:: SUPPLIED DATA

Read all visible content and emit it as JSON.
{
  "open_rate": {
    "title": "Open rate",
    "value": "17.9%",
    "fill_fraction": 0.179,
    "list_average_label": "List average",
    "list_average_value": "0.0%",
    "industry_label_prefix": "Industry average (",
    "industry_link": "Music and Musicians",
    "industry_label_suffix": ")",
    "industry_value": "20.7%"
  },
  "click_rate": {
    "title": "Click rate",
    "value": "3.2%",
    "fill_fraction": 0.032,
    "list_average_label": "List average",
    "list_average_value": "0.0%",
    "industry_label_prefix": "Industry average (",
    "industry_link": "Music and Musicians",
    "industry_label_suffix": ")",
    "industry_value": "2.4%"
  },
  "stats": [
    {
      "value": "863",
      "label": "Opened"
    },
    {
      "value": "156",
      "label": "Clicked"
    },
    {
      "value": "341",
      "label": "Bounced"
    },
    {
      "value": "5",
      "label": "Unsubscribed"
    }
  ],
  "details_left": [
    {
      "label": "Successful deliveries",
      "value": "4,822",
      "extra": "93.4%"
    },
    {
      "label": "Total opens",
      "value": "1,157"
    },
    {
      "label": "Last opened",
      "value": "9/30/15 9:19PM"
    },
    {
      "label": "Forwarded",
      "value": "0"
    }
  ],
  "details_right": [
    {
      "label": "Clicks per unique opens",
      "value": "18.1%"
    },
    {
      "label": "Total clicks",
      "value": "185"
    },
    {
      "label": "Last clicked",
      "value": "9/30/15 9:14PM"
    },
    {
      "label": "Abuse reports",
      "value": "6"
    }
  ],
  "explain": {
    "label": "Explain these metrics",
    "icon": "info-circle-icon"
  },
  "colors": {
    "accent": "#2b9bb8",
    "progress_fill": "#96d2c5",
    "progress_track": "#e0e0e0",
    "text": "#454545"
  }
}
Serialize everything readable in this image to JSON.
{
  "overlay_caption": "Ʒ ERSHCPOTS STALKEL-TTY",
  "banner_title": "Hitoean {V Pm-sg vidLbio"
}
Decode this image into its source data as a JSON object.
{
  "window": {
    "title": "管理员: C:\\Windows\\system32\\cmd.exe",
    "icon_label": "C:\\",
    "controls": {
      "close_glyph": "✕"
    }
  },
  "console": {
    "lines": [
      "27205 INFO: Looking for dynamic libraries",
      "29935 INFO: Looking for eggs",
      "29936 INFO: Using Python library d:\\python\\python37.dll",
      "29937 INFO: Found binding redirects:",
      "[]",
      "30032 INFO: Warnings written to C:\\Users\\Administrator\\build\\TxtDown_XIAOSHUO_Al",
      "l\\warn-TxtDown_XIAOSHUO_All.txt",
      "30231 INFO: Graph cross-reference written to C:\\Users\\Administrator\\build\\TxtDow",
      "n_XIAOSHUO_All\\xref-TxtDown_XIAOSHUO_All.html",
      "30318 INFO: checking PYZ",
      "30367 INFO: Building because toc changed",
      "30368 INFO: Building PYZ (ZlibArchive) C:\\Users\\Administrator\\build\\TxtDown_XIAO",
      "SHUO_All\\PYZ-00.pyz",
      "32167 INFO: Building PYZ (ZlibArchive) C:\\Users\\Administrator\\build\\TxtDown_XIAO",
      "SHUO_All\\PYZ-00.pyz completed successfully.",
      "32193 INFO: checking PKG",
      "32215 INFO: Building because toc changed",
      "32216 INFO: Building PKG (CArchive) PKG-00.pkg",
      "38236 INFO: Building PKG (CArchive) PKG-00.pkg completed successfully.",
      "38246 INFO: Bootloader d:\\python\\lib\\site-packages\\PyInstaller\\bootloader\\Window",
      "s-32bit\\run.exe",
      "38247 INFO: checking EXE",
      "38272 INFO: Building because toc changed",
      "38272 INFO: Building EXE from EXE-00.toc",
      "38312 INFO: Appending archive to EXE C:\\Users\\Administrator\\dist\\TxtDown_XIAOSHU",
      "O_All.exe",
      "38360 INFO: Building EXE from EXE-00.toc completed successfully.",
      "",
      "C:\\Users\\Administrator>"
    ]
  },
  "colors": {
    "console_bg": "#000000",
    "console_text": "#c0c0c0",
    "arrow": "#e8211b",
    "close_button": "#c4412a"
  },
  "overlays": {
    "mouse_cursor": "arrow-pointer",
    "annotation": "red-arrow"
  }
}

::::

→ **WHAT IS REQUIRED**
Each entry must be reproduced verbatim.

→ **EXERCISE RESULT**
Read all visible content and emit it as JSON.
{
  "open_rate": {
    "title": "Open rate",
    "value": "17.9%",
    "fill_fraction": 0.179,
    "list_average_label": "List average",
    "list_average_value": "0.0%",
    "industry_label_prefix": "Industry average (",
    "industry_link": "Music and Musicians",
    "industry_label_suffix": ")",
    "industry_value": "20.7%"
  },
  "click_rate": {
    "title": "Click rate",
    "value": "3.2%",
    "fill_fraction": 0.032,
    "list_average_label": "List average",
    "list_average_value": "0.0%",
    "industry_label_prefix": "Industry average (",
    "industry_link": "Music and Musicians",
    "industry_label_suffix": ")",
    "industry_value": "2.4%"
  },
  "stats": [
    {
      "value": "863",
      "label": "Opened"
    },
    {
      "value": "156",
      "label": "Clicked"
    },
    {
      "value": "341",
      "label": "Bounced"
    },
    {
      "value": "5",
      "label": "Unsubscribed"
    }
  ],
  "details_left": [
    {
      "label": "Successful deliveries",
      "value": "4,822",
      "extra": "93.4%"
    },
    {
      "label": "Total opens",
      "value": "1,157"
    },
    {
      "label": "Last opened",
      "value": "9/30/15 9:19PM"
    },
    {
      "label": "Forwarded",
      "value": "0"
    }
  ],
  "details_right": [
    {
      "label": "Clicks per unique opens",
      "value": "18.1%"
    },
    {
      "label": "Total clicks",
      "value": "185"
    },
    {
      "label": "Last clicked",
      "value": "9/30/15 9:14PM"
    },
    {
      "label": "Abuse reports",
      "value": "6"
    }
  ],
  "explain": {
    "label": "Explain these metrics",
    "icon": "info-circle-icon"
  },
  "colors": {
    "accent": "#2b9bb8",
    "progress_fill": "#96d2c5",
    "progress_track": "#e0e0e0",
    "text": "#454545"
  }
}
Serialize everything readable in this image to JSON.
{
  "overlay_caption": "Ʒ ERSHCPOTS STALKEL-TTY",
  "banner_title": "Hitoean {V Pm-sg vidLbio"
}
Decode this image into its source data as a JSON object.
{
  "window": {
    "title": "管理员: C:\\Windows\\system32\\cmd.exe",
    "icon_label": "C:\\",
    "controls": {
      "close_glyph": "✕"
    }
  },
  "console": {
    "lines": [
      "27205 INFO: Looking for dynamic libraries",
      "29935 INFO: Looking for eggs",
      "29936 INFO: Using Python library d:\\python\\python37.dll",
      "29937 INFO: Found binding redirects:",
      "[]",
      "30032 INFO: Warnings written to C:\\Users\\Administrator\\build\\TxtDown_XIAOSHUO_Al",
      "l\\warn-TxtDown_XIAOSHUO_All.txt",
      "30231 INFO: Graph cross-reference written to C:\\Users\\Administrator\\build\\TxtDow",
      "n_XIAOSHUO_All\\xref-TxtDown_XIAOSHUO_All.html",
      "30318 INFO: checking PYZ",
      "30367 INFO: Building because toc changed",
      "30368 INFO: Building PYZ (ZlibArchive) C:\\Users\\Administrator\\build\\TxtDown_XIAO",
      "SHUO_All\\PYZ-00.pyz",
      "32167 INFO: Building PYZ (ZlibArchive) C:\\Users\\Administrator\\build\\TxtDown_XIAO",
      "SHUO_All\\PYZ-00.pyz completed successfully.",
      "32193 INFO: checking PKG",
      "32215 INFO: Building because toc changed",
      "32216 INFO: Building PKG (CArchive) PKG-00.pkg",
      "38236 INFO: Building PKG (CArchive) PKG-00.pkg completed successfully.",
      "38246 INFO: Bootloader d:\\python\\lib\\site-packages\\PyInstaller\\bootloader\\Window",
      "s-32bit\\run.exe",
      "38247 INFO: checking EXE",
      "38272 INFO: Building because toc changed",
      "38272 INFO: Building EXE from EXE-00.toc",
      "38312 INFO: Appending archive to EXE C:\\Users\\Administrator\\dist\\TxtDown_XIAOSHU",
      "O_All.exe",
      "38360 INFO: Building EXE from EXE-00.toc completed successfully.",
      "",
      "C:\\Users\\Administrator>"
    ]
  },
  "colors": {
    "console_bg": "#000000",
    "console_text": "#c0c0c0",
    "arrow": "#e8211b",
    "close_button": "#c4412a"
  },
  "overlays": {
    "mouse_cursor": "arrow-pointer",
    "annotation": "red-arrow"
  }
}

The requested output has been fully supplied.